== Data listing ==

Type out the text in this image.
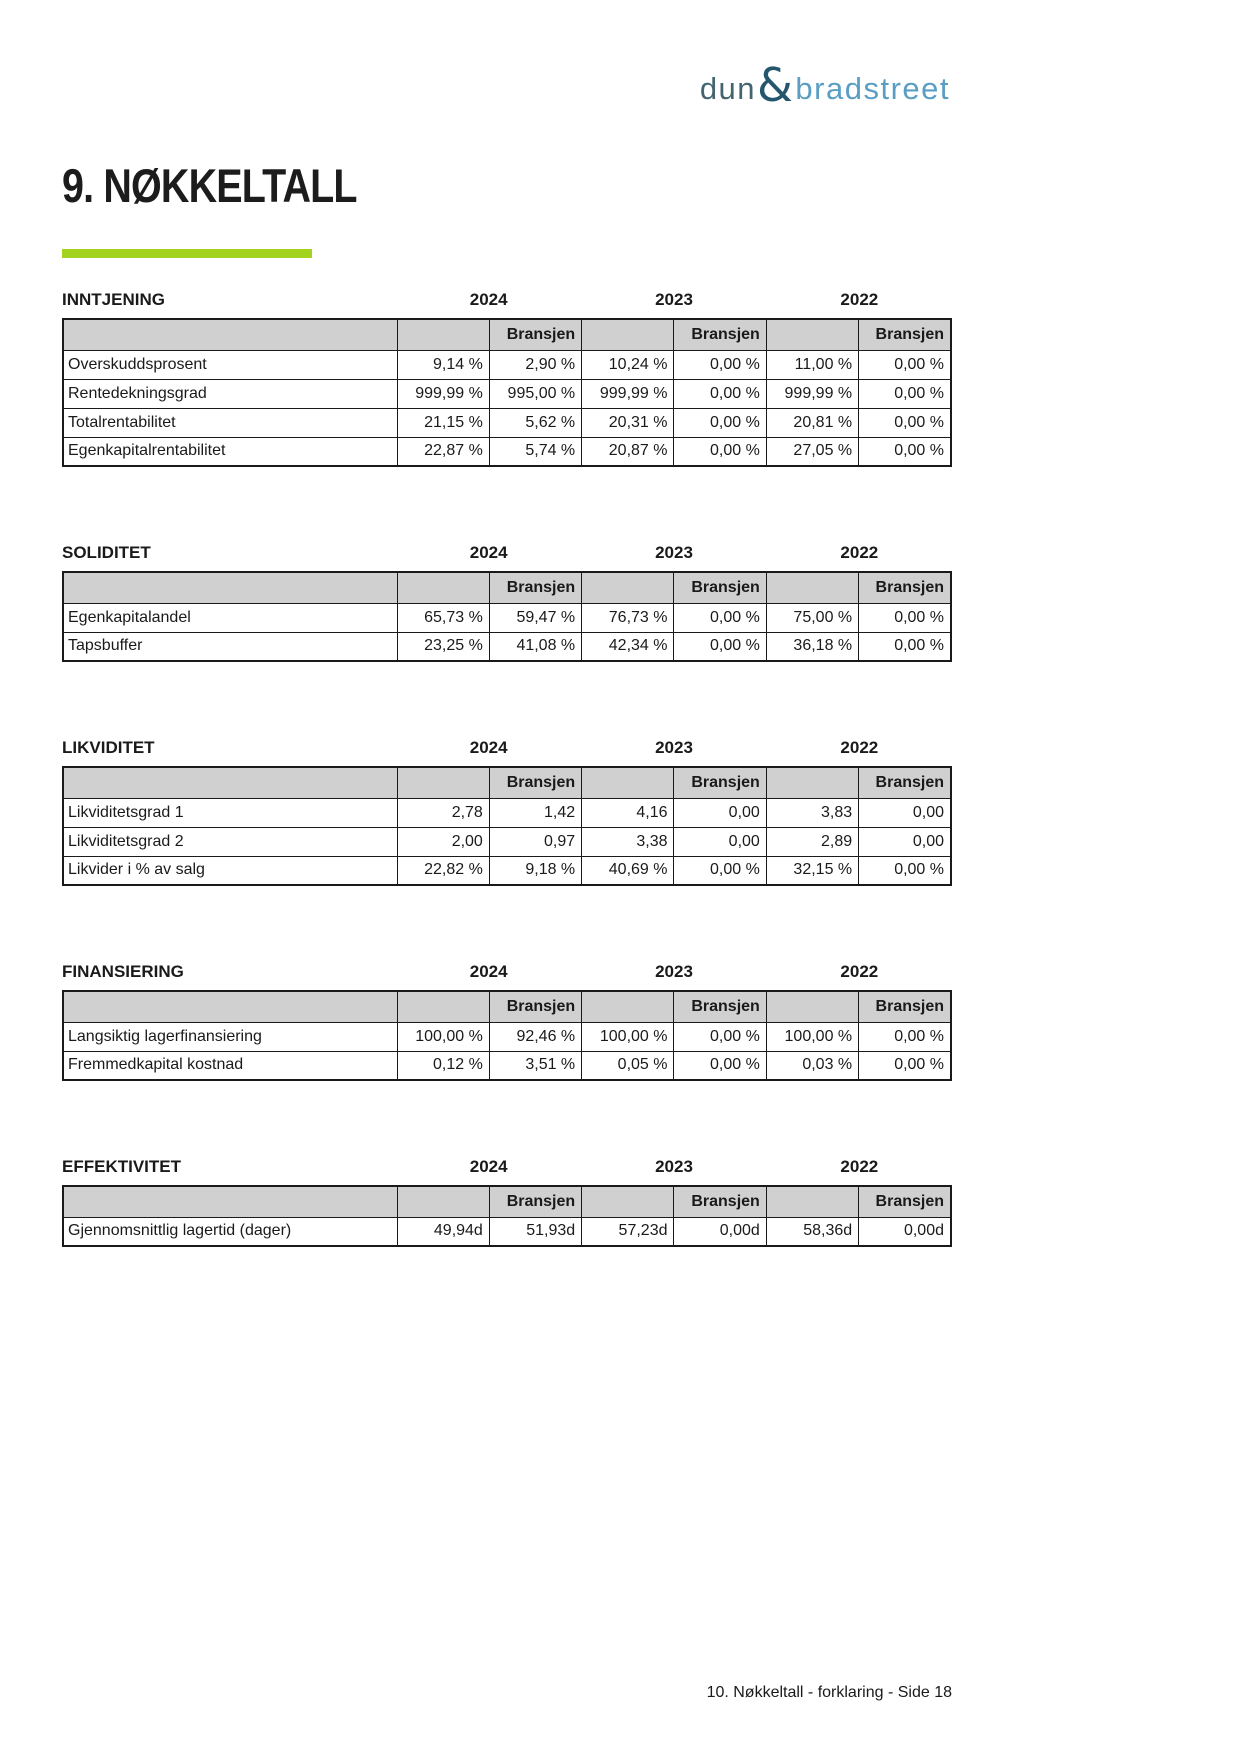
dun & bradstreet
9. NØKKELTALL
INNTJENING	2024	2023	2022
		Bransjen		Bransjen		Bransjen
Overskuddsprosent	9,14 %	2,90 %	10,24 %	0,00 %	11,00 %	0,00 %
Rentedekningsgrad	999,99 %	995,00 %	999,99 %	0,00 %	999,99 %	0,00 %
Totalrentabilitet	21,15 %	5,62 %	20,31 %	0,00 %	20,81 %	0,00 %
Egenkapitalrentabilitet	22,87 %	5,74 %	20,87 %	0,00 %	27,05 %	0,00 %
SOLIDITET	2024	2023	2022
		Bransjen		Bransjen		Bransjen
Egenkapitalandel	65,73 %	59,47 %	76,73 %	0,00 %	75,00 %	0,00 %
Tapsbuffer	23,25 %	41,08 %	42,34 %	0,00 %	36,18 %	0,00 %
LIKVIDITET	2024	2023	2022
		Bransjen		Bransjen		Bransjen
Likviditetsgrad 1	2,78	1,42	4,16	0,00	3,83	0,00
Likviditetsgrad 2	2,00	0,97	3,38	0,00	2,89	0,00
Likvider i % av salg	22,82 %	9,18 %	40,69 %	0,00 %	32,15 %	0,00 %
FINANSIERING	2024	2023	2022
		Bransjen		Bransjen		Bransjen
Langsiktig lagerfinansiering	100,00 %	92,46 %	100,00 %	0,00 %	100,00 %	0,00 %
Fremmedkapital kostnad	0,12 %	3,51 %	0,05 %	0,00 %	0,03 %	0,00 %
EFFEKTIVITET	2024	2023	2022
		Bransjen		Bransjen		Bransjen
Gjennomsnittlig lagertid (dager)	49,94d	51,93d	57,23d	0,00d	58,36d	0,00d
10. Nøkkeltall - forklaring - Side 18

===

Reproduce all entries without any change, and omit the pictures.

Type out the text in this image.
dun & bradstreet
9. NØKKELTALL
INNTJENING	2024	2023	2022
		Bransjen		Bransjen		Bransjen
Overskuddsprosent	9,14 %	2,90 %	10,24 %	0,00 %	11,00 %	0,00 %
Rentedekningsgrad	999,99 %	995,00 %	999,99 %	0,00 %	999,99 %	0,00 %
Totalrentabilitet	21,15 %	5,62 %	20,31 %	0,00 %	20,81 %	0,00 %
Egenkapitalrentabilitet	22,87 %	5,74 %	20,87 %	0,00 %	27,05 %	0,00 %
SOLIDITET	2024	2023	2022
		Bransjen		Bransjen		Bransjen
Egenkapitalandel	65,73 %	59,47 %	76,73 %	0,00 %	75,00 %	0,00 %
Tapsbuffer	23,25 %	41,08 %	42,34 %	0,00 %	36,18 %	0,00 %
LIKVIDITET	2024	2023	2022
		Bransjen		Bransjen		Bransjen
Likviditetsgrad 1	2,78	1,42	4,16	0,00	3,83	0,00
Likviditetsgrad 2	2,00	0,97	3,38	0,00	2,89	0,00
Likvider i % av salg	22,82 %	9,18 %	40,69 %	0,00 %	32,15 %	0,00 %
FINANSIERING	2024	2023	2022
		Bransjen		Bransjen		Bransjen
Langsiktig lagerfinansiering	100,00 %	92,46 %	100,00 %	0,00 %	100,00 %	0,00 %
Fremmedkapital kostnad	0,12 %	3,51 %	0,05 %	0,00 %	0,03 %	0,00 %
EFFEKTIVITET	2024	2023	2022
		Bransjen		Bransjen		Bransjen
Gjennomsnittlig lagertid (dager)	49,94d	51,93d	57,23d	0,00d	58,36d	0,00d
10. Nøkkeltall - forklaring - Side 18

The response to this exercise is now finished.